Copy the data exactly as it appears, and do not include any pictures.

● ● ● ● ● ● ●

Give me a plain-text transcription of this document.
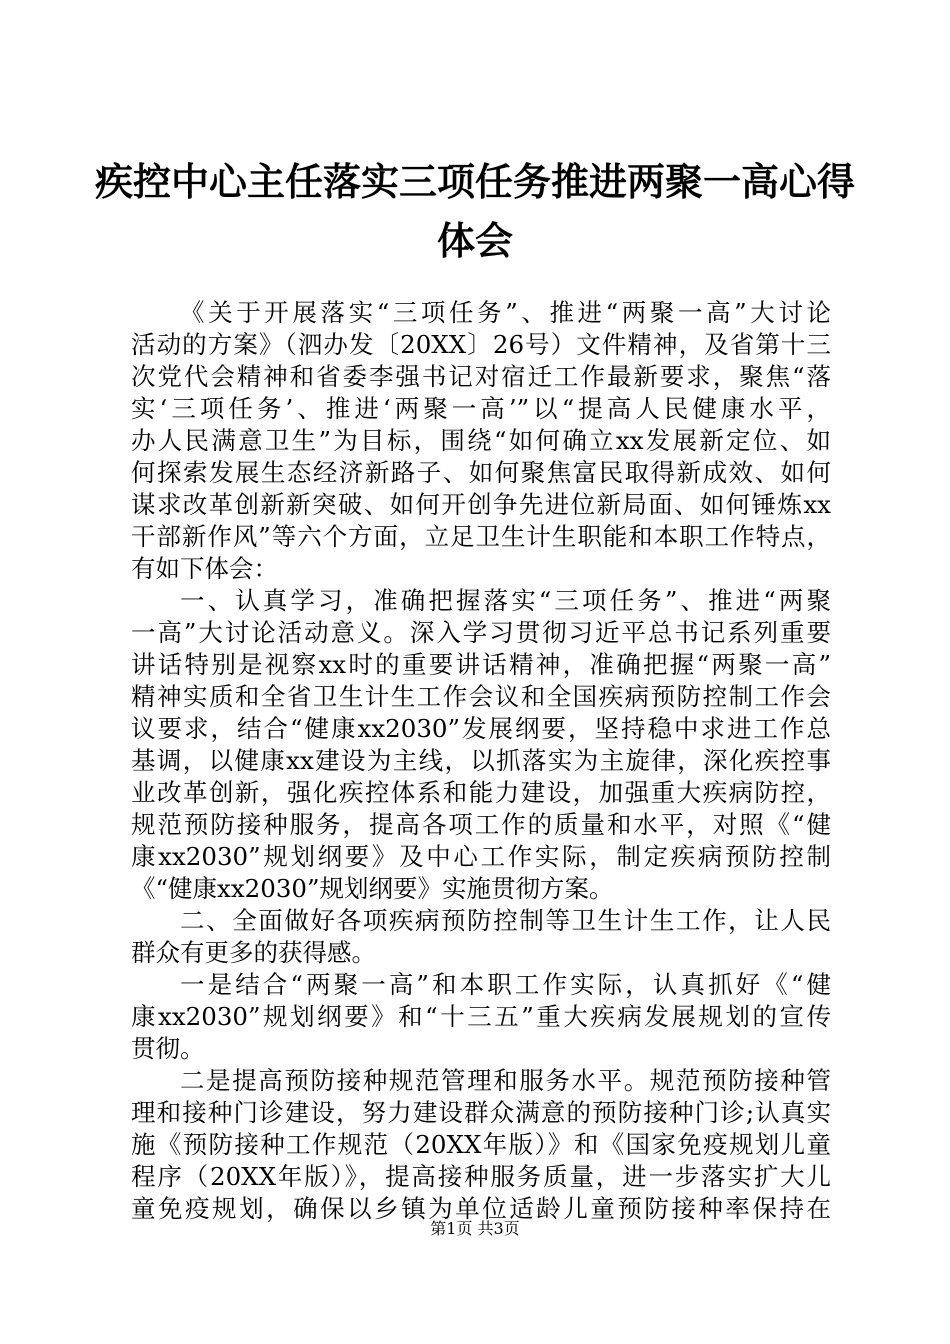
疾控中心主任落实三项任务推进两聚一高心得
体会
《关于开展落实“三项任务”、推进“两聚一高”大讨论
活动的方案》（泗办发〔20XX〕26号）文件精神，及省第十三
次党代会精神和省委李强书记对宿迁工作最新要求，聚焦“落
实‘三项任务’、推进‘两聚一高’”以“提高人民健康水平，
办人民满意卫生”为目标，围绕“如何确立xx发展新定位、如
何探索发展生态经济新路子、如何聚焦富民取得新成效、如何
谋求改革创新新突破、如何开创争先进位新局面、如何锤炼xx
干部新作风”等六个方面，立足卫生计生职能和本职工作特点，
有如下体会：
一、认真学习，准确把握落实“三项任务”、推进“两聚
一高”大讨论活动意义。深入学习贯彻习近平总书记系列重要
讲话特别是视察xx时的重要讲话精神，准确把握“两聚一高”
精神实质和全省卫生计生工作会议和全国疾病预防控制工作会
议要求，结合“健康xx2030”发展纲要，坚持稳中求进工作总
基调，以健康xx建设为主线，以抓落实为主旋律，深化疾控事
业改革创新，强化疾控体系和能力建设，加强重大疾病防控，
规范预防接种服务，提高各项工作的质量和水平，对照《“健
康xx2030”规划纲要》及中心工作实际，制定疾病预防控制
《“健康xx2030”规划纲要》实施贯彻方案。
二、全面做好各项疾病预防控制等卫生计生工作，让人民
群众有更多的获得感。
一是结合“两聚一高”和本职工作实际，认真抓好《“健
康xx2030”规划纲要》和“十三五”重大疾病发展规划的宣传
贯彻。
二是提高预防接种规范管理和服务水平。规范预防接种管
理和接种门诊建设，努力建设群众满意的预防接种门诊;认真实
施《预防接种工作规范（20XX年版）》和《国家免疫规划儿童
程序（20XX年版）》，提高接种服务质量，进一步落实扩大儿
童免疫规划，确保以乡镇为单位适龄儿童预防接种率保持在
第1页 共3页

● ● ● ● ● ● ●

(Response to this task):
Give me a plain-text transcription of this document.
疾控中心主任落实三项任务推进两聚一高心得
体会
《关于开展落实“三项任务”、推进“两聚一高”大讨论
活动的方案》（泗办发〔20XX〕26号）文件精神，及省第十三
次党代会精神和省委李强书记对宿迁工作最新要求，聚焦“落
实‘三项任务’、推进‘两聚一高’”以“提高人民健康水平，
办人民满意卫生”为目标，围绕“如何确立xx发展新定位、如
何探索发展生态经济新路子、如何聚焦富民取得新成效、如何
谋求改革创新新突破、如何开创争先进位新局面、如何锤炼xx
干部新作风”等六个方面，立足卫生计生职能和本职工作特点，
有如下体会：
一、认真学习，准确把握落实“三项任务”、推进“两聚
一高”大讨论活动意义。深入学习贯彻习近平总书记系列重要
讲话特别是视察xx时的重要讲话精神，准确把握“两聚一高”
精神实质和全省卫生计生工作会议和全国疾病预防控制工作会
议要求，结合“健康xx2030”发展纲要，坚持稳中求进工作总
基调，以健康xx建设为主线，以抓落实为主旋律，深化疾控事
业改革创新，强化疾控体系和能力建设，加强重大疾病防控，
规范预防接种服务，提高各项工作的质量和水平，对照《“健
康xx2030”规划纲要》及中心工作实际，制定疾病预防控制
《“健康xx2030”规划纲要》实施贯彻方案。
二、全面做好各项疾病预防控制等卫生计生工作，让人民
群众有更多的获得感。
一是结合“两聚一高”和本职工作实际，认真抓好《“健
康xx2030”规划纲要》和“十三五”重大疾病发展规划的宣传
贯彻。
二是提高预防接种规范管理和服务水平。规范预防接种管
理和接种门诊建设，努力建设群众满意的预防接种门诊;认真实
施《预防接种工作规范（20XX年版）》和《国家免疫规划儿童
程序（20XX年版）》，提高接种服务质量，进一步落实扩大儿
童免疫规划，确保以乡镇为单位适龄儿童预防接种率保持在
第1页 共3页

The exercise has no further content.